-------- Information supplied --------

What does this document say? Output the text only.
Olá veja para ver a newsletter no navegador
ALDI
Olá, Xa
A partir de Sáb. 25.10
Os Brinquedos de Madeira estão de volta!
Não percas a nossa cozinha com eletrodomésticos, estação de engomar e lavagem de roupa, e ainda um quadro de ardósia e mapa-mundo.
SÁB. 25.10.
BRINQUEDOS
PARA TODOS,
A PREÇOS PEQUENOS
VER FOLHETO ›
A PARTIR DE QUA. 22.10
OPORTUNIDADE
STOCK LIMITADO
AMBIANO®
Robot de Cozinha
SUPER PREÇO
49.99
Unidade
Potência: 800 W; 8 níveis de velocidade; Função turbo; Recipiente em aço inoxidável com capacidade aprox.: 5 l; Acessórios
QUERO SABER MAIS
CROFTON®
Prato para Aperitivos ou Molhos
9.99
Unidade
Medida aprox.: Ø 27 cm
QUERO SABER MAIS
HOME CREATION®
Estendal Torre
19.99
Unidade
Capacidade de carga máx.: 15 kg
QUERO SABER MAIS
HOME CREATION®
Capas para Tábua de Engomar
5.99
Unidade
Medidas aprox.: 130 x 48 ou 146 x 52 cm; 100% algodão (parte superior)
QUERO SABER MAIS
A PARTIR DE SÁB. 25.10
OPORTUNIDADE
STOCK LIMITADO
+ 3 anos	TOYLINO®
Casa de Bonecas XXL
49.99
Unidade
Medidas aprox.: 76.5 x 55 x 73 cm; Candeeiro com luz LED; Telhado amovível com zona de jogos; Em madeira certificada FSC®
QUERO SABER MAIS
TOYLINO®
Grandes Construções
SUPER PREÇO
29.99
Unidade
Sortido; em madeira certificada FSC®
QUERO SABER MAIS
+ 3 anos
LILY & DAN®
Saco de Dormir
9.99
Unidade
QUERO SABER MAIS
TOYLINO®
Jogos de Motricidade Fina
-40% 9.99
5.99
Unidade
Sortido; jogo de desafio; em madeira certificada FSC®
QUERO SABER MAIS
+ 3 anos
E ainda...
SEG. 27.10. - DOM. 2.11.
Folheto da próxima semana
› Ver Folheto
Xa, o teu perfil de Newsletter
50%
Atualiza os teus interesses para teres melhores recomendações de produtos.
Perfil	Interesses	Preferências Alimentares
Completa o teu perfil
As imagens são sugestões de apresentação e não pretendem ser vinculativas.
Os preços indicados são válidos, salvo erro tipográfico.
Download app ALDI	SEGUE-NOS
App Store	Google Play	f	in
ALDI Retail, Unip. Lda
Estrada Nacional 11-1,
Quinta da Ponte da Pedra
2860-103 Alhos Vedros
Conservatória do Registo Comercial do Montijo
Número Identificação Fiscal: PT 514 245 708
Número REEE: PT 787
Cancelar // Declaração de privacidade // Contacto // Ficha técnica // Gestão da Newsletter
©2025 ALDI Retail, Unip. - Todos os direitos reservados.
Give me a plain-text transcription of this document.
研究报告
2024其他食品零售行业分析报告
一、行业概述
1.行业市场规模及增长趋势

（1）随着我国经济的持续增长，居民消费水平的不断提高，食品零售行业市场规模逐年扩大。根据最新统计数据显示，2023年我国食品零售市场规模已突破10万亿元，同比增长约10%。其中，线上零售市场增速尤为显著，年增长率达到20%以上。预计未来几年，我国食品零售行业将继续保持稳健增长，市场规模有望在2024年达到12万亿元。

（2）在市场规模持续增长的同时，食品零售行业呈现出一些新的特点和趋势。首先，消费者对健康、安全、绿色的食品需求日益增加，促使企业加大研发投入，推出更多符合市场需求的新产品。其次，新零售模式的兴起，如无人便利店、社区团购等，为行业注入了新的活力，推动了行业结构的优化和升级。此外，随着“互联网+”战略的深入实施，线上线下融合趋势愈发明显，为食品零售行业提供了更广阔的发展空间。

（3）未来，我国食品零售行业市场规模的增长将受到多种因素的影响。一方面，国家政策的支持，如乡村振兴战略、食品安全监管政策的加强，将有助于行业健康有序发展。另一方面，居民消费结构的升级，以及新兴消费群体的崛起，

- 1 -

--------

Copy every record exactly, with nothing added or dropped.

● **Finished exercise**:
What does this document say? Output the text only.
Olá veja para ver a newsletter no navegador
ALDI
Olá, Xa
A partir de Sáb. 25.10
Os Brinquedos de Madeira estão de volta!
Não percas a nossa cozinha com eletrodomésticos, estação de engomar e lavagem de roupa, e ainda um quadro de ardósia e mapa-mundo.
SÁB. 25.10.
BRINQUEDOS
PARA TODOS,
A PREÇOS PEQUENOS
VER FOLHETO ›
A PARTIR DE QUA. 22.10
OPORTUNIDADE
STOCK LIMITADO
AMBIANO®
Robot de Cozinha
SUPER PREÇO
49.99
Unidade
Potência: 800 W; 8 níveis de velocidade; Função turbo; Recipiente em aço inoxidável com capacidade aprox.: 5 l; Acessórios
QUERO SABER MAIS
CROFTON®
Prato para Aperitivos ou Molhos
9.99
Unidade
Medida aprox.: Ø 27 cm
QUERO SABER MAIS
HOME CREATION®
Estendal Torre
19.99
Unidade
Capacidade de carga máx.: 15 kg
QUERO SABER MAIS
HOME CREATION®
Capas para Tábua de Engomar
5.99
Unidade
Medidas aprox.: 130 x 48 ou 146 x 52 cm; 100% algodão (parte superior)
QUERO SABER MAIS
A PARTIR DE SÁB. 25.10
OPORTUNIDADE
STOCK LIMITADO
+ 3 anos	TOYLINO®
Casa de Bonecas XXL
49.99
Unidade
Medidas aprox.: 76.5 x 55 x 73 cm; Candeeiro com luz LED; Telhado amovível com zona de jogos; Em madeira certificada FSC®
QUERO SABER MAIS
TOYLINO®
Grandes Construções
SUPER PREÇO
29.99
Unidade
Sortido; em madeira certificada FSC®
QUERO SABER MAIS
+ 3 anos
LILY & DAN®
Saco de Dormir
9.99
Unidade
QUERO SABER MAIS
TOYLINO®
Jogos de Motricidade Fina
-40% 9.99
5.99
Unidade
Sortido; jogo de desafio; em madeira certificada FSC®
QUERO SABER MAIS
+ 3 anos
E ainda...
SEG. 27.10. - DOM. 2.11.
Folheto da próxima semana
› Ver Folheto
Xa, o teu perfil de Newsletter
50%
Atualiza os teus interesses para teres melhores recomendações de produtos.
Perfil	Interesses	Preferências Alimentares
Completa o teu perfil
As imagens são sugestões de apresentação e não pretendem ser vinculativas.
Os preços indicados são válidos, salvo erro tipográfico.
Download app ALDI	SEGUE-NOS
App Store	Google Play	f	in
ALDI Retail, Unip. Lda
Estrada Nacional 11-1,
Quinta da Ponte da Pedra
2860-103 Alhos Vedros
Conservatória do Registo Comercial do Montijo
Número Identificação Fiscal: PT 514 245 708
Número REEE: PT 787
Cancelar // Declaração de privacidade // Contacto // Ficha técnica // Gestão da Newsletter
©2025 ALDI Retail, Unip. - Todos os direitos reservados.
Give me a plain-text transcription of this document.
研究报告
2024其他食品零售行业分析报告
一、行业概述
1.行业市场规模及增长趋势

（1）随着我国经济的持续增长，居民消费水平的不断提高，食品零售行业市场规模逐年扩大。根据最新统计数据显示，2023年我国食品零售市场规模已突破10万亿元，同比增长约10%。其中，线上零售市场增速尤为显著，年增长率达到20%以上。预计未来几年，我国食品零售行业将继续保持稳健增长，市场规模有望在2024年达到12万亿元。

（2）在市场规模持续增长的同时，食品零售行业呈现出一些新的特点和趋势。首先，消费者对健康、安全、绿色的食品需求日益增加，促使企业加大研发投入，推出更多符合市场需求的新产品。其次，新零售模式的兴起，如无人便利店、社区团购等，为行业注入了新的活力，推动了行业结构的优化和升级。此外，随着“互联网+”战略的深入实施，线上线下融合趋势愈发明显，为食品零售行业提供了更广阔的发展空间。

（3）未来，我国食品零售行业市场规模的增长将受到多种因素的影响。一方面，国家政策的支持，如乡村振兴战略、食品安全监管政策的加强，将有助于行业健康有序发展。另一方面，居民消费结构的升级，以及新兴消费群体的崛起，

- 1 -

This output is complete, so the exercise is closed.